◆ **Supplied data**
____________

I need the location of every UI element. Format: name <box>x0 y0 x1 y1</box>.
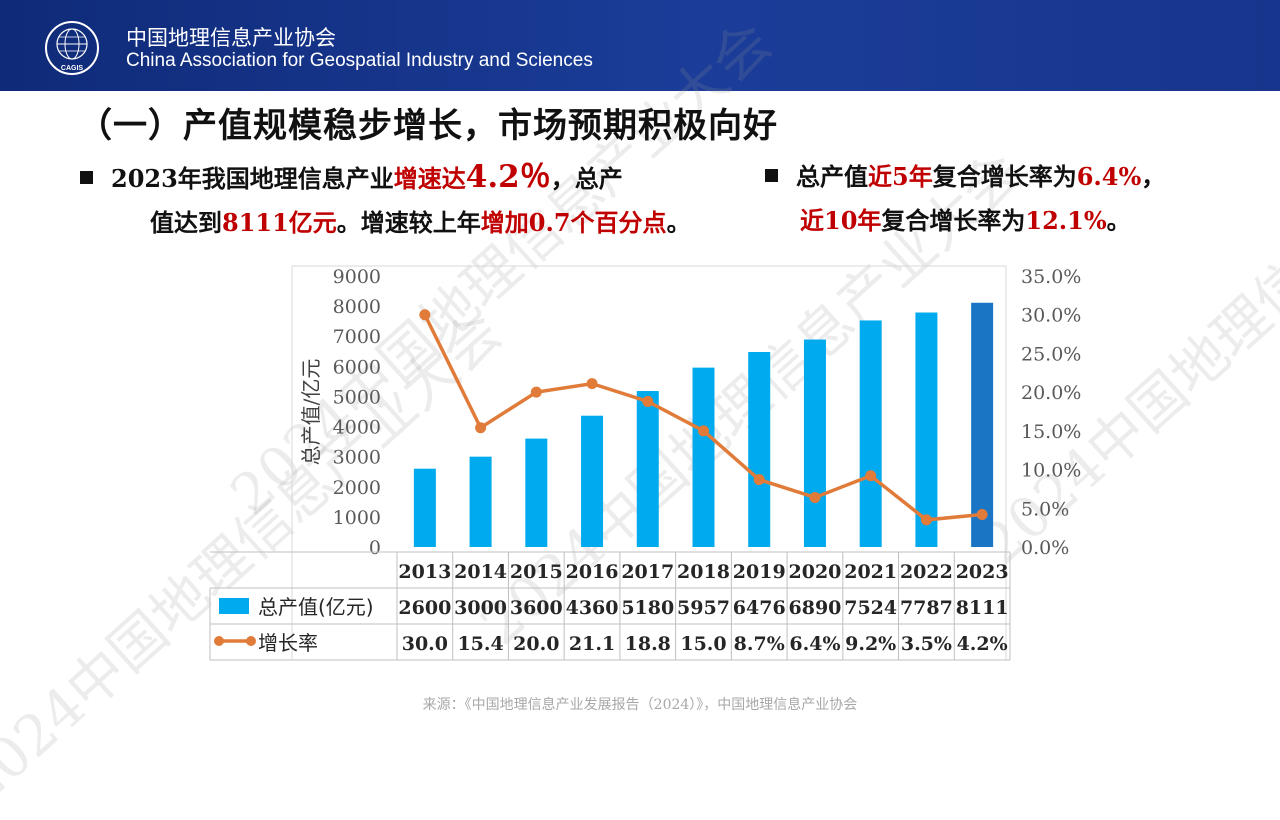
x-tick-label: 2022 <box>900 561 953 583</box>
growth-point-2018 <box>698 425 709 437</box>
x-tick-label: 2017 <box>621 561 674 583</box>
growth-data-label: 30.0 <box>402 633 448 655</box>
y2-tick-label: 15.0% <box>1021 421 1081 443</box>
bar-2013 <box>413 468 436 547</box>
y-tick-label: 2000 <box>333 477 381 499</box>
bar-data-label: 3600 <box>510 597 563 619</box>
y-tick-label: 1000 <box>333 507 381 529</box>
bar-data-label: 3000 <box>454 597 507 619</box>
y2-tick-label: 0.0% <box>1021 537 1069 559</box>
bullet-square-icon <box>80 171 93 184</box>
y2-tick-label: 30.0% <box>1021 305 1081 327</box>
bar-data-label: 6890 <box>789 597 842 619</box>
y-tick-label: 9000 <box>333 266 381 288</box>
legend-bar-label: 总产值(亿元) <box>258 595 374 619</box>
bar-data-label: 4360 <box>566 597 619 619</box>
bar-2020 <box>803 339 826 547</box>
y-tick-label: 5000 <box>333 386 381 408</box>
org-name-cn: 中国地理信息产业协会 <box>126 26 336 50</box>
bar-data-label: 6476 <box>733 597 786 619</box>
bar-data-label: 7787 <box>900 597 953 619</box>
bar-data-label: 7524 <box>844 597 897 619</box>
x-tick-label: 2020 <box>789 561 842 583</box>
growth-point-2023 <box>976 508 988 520</box>
growth-point-2020 <box>809 491 821 503</box>
y-tick-label: 3000 <box>333 447 381 469</box>
bar-2017 <box>636 391 659 547</box>
bar-2022 <box>915 312 938 547</box>
bar-data-label: 5957 <box>677 597 730 619</box>
growth-point-2019 <box>753 474 765 486</box>
legend-line-marker <box>246 636 256 646</box>
y-tick-label: 8000 <box>333 296 381 318</box>
bullet-growth: 2023年我国地理信息产业增速达4.2％，总产 值达到8111亿元。增速较上年增… <box>80 155 740 245</box>
header-bar: CAGIS 中国地理信息产业协会 China Association for G… <box>0 0 1280 91</box>
growth-point-2022 <box>920 514 932 526</box>
bar-data-label: 2600 <box>398 597 451 619</box>
growth-data-label: 9.2% <box>845 633 896 655</box>
growth-point-2017 <box>642 395 654 407</box>
legend-line-marker <box>214 636 224 646</box>
growth-point-2013 <box>419 309 431 321</box>
bar-2014 <box>469 456 492 547</box>
legend-line-label: 增长率 <box>258 631 318 655</box>
y2-tick-label: 35.0% <box>1021 266 1081 288</box>
bullet-square-icon <box>765 169 778 182</box>
growth-point-2016 <box>586 378 598 390</box>
bullet-cagr: 总产值近5年复合增长率为6.4%， 近10年复合增长率为12.1%。 <box>765 155 1245 243</box>
y-tick-label: 6000 <box>333 356 381 378</box>
growth-data-label: 6.4% <box>789 633 840 655</box>
bar-2018 <box>692 367 715 547</box>
source-note: 来源：《中国地理信息产业发展报告（2024）》，中国地理信息产业协会 <box>422 697 858 713</box>
cagis-logo: CAGIS <box>45 21 99 75</box>
x-tick-label: 2019 <box>733 561 786 583</box>
x-tick-label: 2015 <box>510 561 563 583</box>
y2-tick-label: 20.0% <box>1021 382 1081 404</box>
page-title: （一）产值规模稳步增长，市场预期积极向好 <box>78 106 778 146</box>
growth-data-label: 21.1 <box>569 633 615 655</box>
legend-bar-key <box>219 598 249 614</box>
bar-2021 <box>859 320 882 547</box>
x-tick-label: 2014 <box>454 561 507 583</box>
y2-tick-label: 5.0% <box>1021 498 1069 520</box>
growth-point-2014 <box>475 422 487 434</box>
y2-tick-label: 25.0% <box>1021 343 1081 365</box>
growth-data-label: 15.4 <box>457 633 503 655</box>
growth-data-label: 20.0 <box>513 633 559 655</box>
growth-data-label: 3.5% <box>901 633 952 655</box>
x-tick-label: 2018 <box>677 561 730 583</box>
svg-text:CAGIS: CAGIS <box>61 65 84 72</box>
x-tick-label: 2021 <box>844 561 897 583</box>
bar-data-label: 8111 <box>956 597 1009 619</box>
x-tick-label: 2013 <box>398 561 451 583</box>
growth-data-label: 4.2% <box>957 633 1008 655</box>
bar-2023 <box>971 302 994 547</box>
bar-data-label: 5180 <box>621 597 674 619</box>
growth-point-2021 <box>865 470 877 482</box>
bar-2019 <box>748 352 771 547</box>
growth-point-2015 <box>530 386 542 398</box>
x-tick-label: 2016 <box>566 561 619 583</box>
bar-2015 <box>525 438 548 547</box>
output-growth-chart: 0 1000 2000 3000 4000 5000 6000 7000 8000 9000 0.0… <box>209 265 1081 661</box>
y-tick-label: 4000 <box>333 417 381 439</box>
org-name-en: China Association for Geospatial Industr… <box>126 50 593 71</box>
bar-2016 <box>581 415 604 547</box>
y2-tick-label: 10.0% <box>1021 460 1081 482</box>
growth-data-label: 18.8 <box>625 633 671 655</box>
y-tick-label: 7000 <box>333 326 381 348</box>
y-tick-label: 0 <box>369 537 381 559</box>
growth-data-label: 15.0 <box>680 633 726 655</box>
x-tick-label: 2023 <box>956 561 1009 583</box>
growth-data-label: 8.7% <box>734 633 785 655</box>
y-axis-label: 总产值/亿元 <box>299 359 323 466</box>
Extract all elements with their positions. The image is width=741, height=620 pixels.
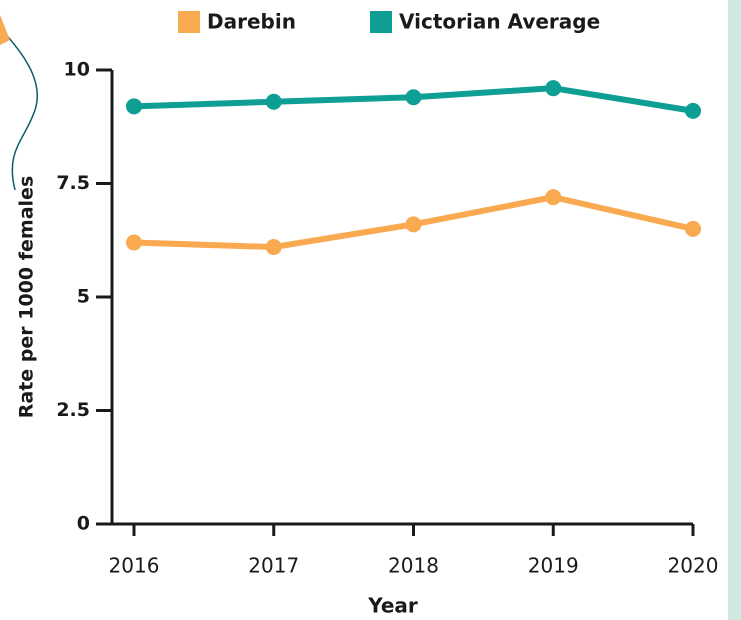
legend-swatch xyxy=(178,11,200,33)
y-tick-label: 0 xyxy=(77,513,90,535)
y-tick-label: 2.5 xyxy=(56,399,90,421)
data-point xyxy=(545,189,561,205)
data-point xyxy=(685,221,701,237)
axis-line xyxy=(112,70,693,524)
x-tick-label: 2016 xyxy=(109,554,160,578)
data-point xyxy=(266,94,282,110)
x-tick-label: 2017 xyxy=(248,554,299,578)
y-axis-title: Rate per 1000 females xyxy=(16,176,38,418)
data-point xyxy=(545,80,561,96)
legend-swatch xyxy=(370,11,392,33)
x-tick-label: 2019 xyxy=(528,554,579,578)
data-point xyxy=(406,216,422,232)
x-tick-label: 2018 xyxy=(388,554,439,578)
y-tick-label: 7.5 xyxy=(56,172,90,194)
data-point xyxy=(126,235,142,251)
y-tick-label: 10 xyxy=(64,59,90,81)
y-tick-label: 5 xyxy=(77,286,90,308)
side-border xyxy=(728,0,741,620)
data-point xyxy=(406,89,422,105)
data-point xyxy=(266,239,282,255)
data-point xyxy=(685,103,701,119)
legend-label: Victorian Average xyxy=(399,10,600,34)
chart: Year Rate per 1000 females 0 2.5 5 7.5 10 201… xyxy=(0,0,741,620)
x-tick-label: 2020 xyxy=(668,554,719,578)
x-axis-title: Year xyxy=(367,594,418,618)
data-point xyxy=(126,98,142,114)
decoration xyxy=(0,15,10,45)
decoration xyxy=(2,30,37,190)
legend-label: Darebin xyxy=(207,10,296,34)
page: {"chart_data": {"type": "line", "x": [20… xyxy=(0,0,741,620)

____________

◆ **Given problem**
Render all of the lines above as a JSON list of strings, one string per line, with blank lines and the pictures left out.

◆ **Result of the exercise**
[
  "I need the location of every UI element. Format: name <box>x0 y0 x1 y1</box>.",
  "x-tick-label: 2022 <box>900 561 953 583</box>",
  "growth-point-2018 <box>698 425 709 437</box>",
  "x-tick-label: 2017 <box>621 561 674 583</box>",
  "growth-data-label: 30.0 <box>402 633 448 655</box>",
  "y2-tick-label: 15.0% <box>1021 421 1081 443</box>",
  "bar-2013 <box>413 468 436 547</box>",
  "y-tick-label: 2000 <box>333 477 381 499</box>",
  "bar-data-label: 3600 <box>510 597 563 619</box>",
  "y-tick-label: 1000 <box>333 507 381 529</box>",
  "bar-data-label: 3000 <box>454 597 507 619</box>",
  "y2-tick-label: 0.0% <box>1021 537 1069 559</box>",
  "bullet-square-icon <box>80 171 93 184</box>",
  "y2-tick-label: 30.0% <box>1021 305 1081 327</box>",
  "bar-data-label: 6890 <box>789 597 842 619</box>",
  "y-tick-label: 9000 <box>333 266 381 288</box>",
  "legend-bar-label: 总产值(亿元) <box>258 595 374 619</box>",
  "bar-data-label: 4360 <box>566 597 619 619</box>",
  "bar-2020 <box>803 339 826 547</box>",
  "y-tick-label: 5000 <box>333 386 381 408</box>",
  "org-name-cn: 中国地理信息产业协会 <box>126 26 336 50</box>",
  "bar-data-label: 6476 <box>733 597 786 619</box>",
  "bar-data-label: 7787 <box>900 597 953 619</box>",
  "bar-data-label: 7524 <box>844 597 897 619</box>",
  "x-tick-label: 2020 <box>789 561 842 583</box>",
  "growth-point-2023 <box>976 508 988 520</box>",
  "growth-point-2020 <box>809 491 821 503</box>",
  "y-tick-label: 3000 <box>333 447 381 469</box>",
  "bar-2017 <box>636 391 659 547</box>",
  "bar-2022 <box>915 312 938 547</box>",
  "bar-data-label: 5957 <box>677 597 730 619</box>",
  "growth-point-2019 <box>753 474 765 486</box>",
  "legend-line-marker <box>246 636 256 646</box>",
  "y-tick-label: 8000 <box>333 296 381 318</box>",
  "bullet-growth: 2023年我国地理信息产业增速达4.2％，总产 值达到8111亿元。增速较上年增… <box>80 155 740 245</box>",
  "header-bar: CAGIS 中国地理信息产业协会 China Association for G… <box>0 0 1280 91</box>",
  "growth-point-2022 <box>920 514 932 526</box>",
  "bar-data-label: 2600 <box>398 597 451 619</box>",
  "growth-data-label: 9.2% <box>845 633 896 655</box>",
  "growth-point-2017 <box>642 395 654 407</box>",
  "legend-line-marker <box>214 636 224 646</box>",
  "growth-point-2013 <box>419 309 431 321</box>",
  "bar-2014 <box>469 456 492 547</box>",
  "legend-line-label: 增长率 <box>258 631 318 655</box>",
  "y2-tick-label: 35.0% <box>1021 266 1081 288</box>",
  "bullet-square-icon <box>765 169 778 182</box>",
  "growth-point-2016 <box>586 378 598 390</box>",
  "bullet-cagr: 总产值近5年复合增长率为6.4%， 近10年复合增长率为12.1%。 <box>765 155 1245 243</box>",
  "y-tick-label: 6000 <box>333 356 381 378</box>",
  "growth-data-label: 6.4% <box>789 633 840 655</box>",
  "bar-2018 <box>692 367 715 547</box>",
  "source-note: 来源：《中国地理信息产业发展报告（2024）》，中国地理信息产业协会 <box>422 697 858 713</box>",
  "cagis-logo: CAGIS <box>45 21 99 75</box>",
  "x-tick-label: 2019 <box>733 561 786 583</box>",
  "x-tick-label: 2015 <box>510 561 563 583</box>",
  "y2-tick-label: 20.0% <box>1021 382 1081 404</box>",
  "page-title: （一）产值规模稳步增长，市场预期积极向好 <box>78 106 778 146</box>",
  "growth-data-label: 21.1 <box>569 633 615 655</box>",
  "legend-bar-key <box>219 598 249 614</box>",
  "bar-2021 <box>859 320 882 547</box>",
  "x-tick-label: 2014 <box>454 561 507 583</box>",
  "y2-tick-label: 5.0% <box>1021 498 1069 520</box>",
  "growth-point-2014 <box>475 422 487 434</box>",
  "y2-tick-label: 25.0% <box>1021 343 1081 365</box>",
  "growth-data-label: 15.4 <box>457 633 503 655</box>",
  "growth-data-label: 20.0 <box>513 633 559 655</box>",
  "growth-data-label: 3.5% <box>901 633 952 655</box>",
  "x-tick-label: 2018 <box>677 561 730 583</box>",
  "svg-text:CAGIS: CAGIS <box>61 65 84 72</box>",
  "x-tick-label: 2021 <box>844 561 897 583</box>",
  "bar-data-label: 8111 <box>956 597 1009 619</box>",
  "x-tick-label: 2013 <box>398 561 451 583</box>",
  "growth-data-label: 4.2% <box>957 633 1008 655</box>",
  "bar-2023 <box>971 302 994 547</box>",
  "bar-data-label: 5180 <box>621 597 674 619</box>",
  "growth-point-2021 <box>865 470 877 482</box>",
  "bar-2019 <box>748 352 771 547</box>",
  "growth-point-2015 <box>530 386 542 398</box>",
  "x-tick-label: 2016 <box>566 561 619 583</box>",
  "bar-2015 <box>525 438 548 547</box>",
  "output-growth-chart: 0 1000 2000 3000 4000 5000 6000 7000 8000 9000 0.0… <box>209 265 1081 661</box>",
  "y-tick-label: 4000 <box>333 417 381 439</box>",
  "org-name-en: China Association for Geospatial Industr… <box>126 50 593 71</box>",
  "bar-2016 <box>581 415 604 547</box>",
  "y2-tick-label: 10.0% <box>1021 460 1081 482</box>",
  "growth-data-label: 18.8 <box>625 633 671 655</box>",
  "y-tick-label: 7000 <box>333 326 381 348</box>",
  "y-tick-label: 0 <box>369 537 381 559</box>",
  "growth-data-label: 15.0 <box>680 633 726 655</box>",
  "x-tick-label: 2023 <box>956 561 1009 583</box>",
  "growth-data-label: 8.7% <box>734 633 785 655</box>",
  "y-axis-label: 总产值/亿元 <box>299 359 323 466</box>",
  "Extract all elements with their positions. The image is width=741, height=620 pixels.",
  "legend-swatch xyxy=(178,11,200,33)",
  "y-tick-label: 0 xyxy=(77,513,90,535)",
  "y-tick-label: 2.5 xyxy=(56,399,90,421)",
  "data-point xyxy=(545,189,561,205)",
  "data-point xyxy=(685,221,701,237)",
  "axis-line xyxy=(112,70,693,524)",
  "x-tick-label: 2016 xyxy=(109,554,160,578)",
  "data-point xyxy=(266,94,282,110)",
  "x-tick-label: 2017 xyxy=(248,554,299,578)",
  "y-axis-title: Rate per 1000 females xyxy=(16,176,38,418)",
  "data-point xyxy=(545,80,561,96)",
  "legend-swatch xyxy=(370,11,392,33)",
  "x-tick-label: 2019 xyxy=(528,554,579,578)",
  "data-point xyxy=(406,216,422,232)",
  "x-tick-label: 2018 xyxy=(388,554,439,578)",
  "y-tick-label: 7.5 xyxy=(56,172,90,194)",
  "data-point xyxy=(126,235,142,251)",
  "y-tick-label: 10 xyxy=(64,59,90,81)",
  "y-tick-label: 5 xyxy=(77,286,90,308)",
  "side-border xyxy=(728,0,741,620)",
  "data-point xyxy=(406,89,422,105)",
  "data-point xyxy=(266,239,282,255)",
  "data-point xyxy=(685,103,701,119)",
  "legend-label: Victorian Average xyxy=(399,10,600,34)",
  "chart: Year Rate per 1000 females 0 2.5 5 7.5 10 201… xyxy=(0,0,741,620)",
  "x-tick-label: 2020 xyxy=(668,554,719,578)",
  "x-axis-title: Year xyxy=(367,594,418,618)",
  "data-point xyxy=(126,98,142,114)",
  "decoration xyxy=(0,15,10,45)",
  "decoration xyxy=(2,30,37,190)",
  "legend-label: Darebin xyxy=(207,10,296,34)",
  "page: {\"chart_data\": {\"type\": \"line\", \"x\": [20… xyxy=(0,0,741,620)"
]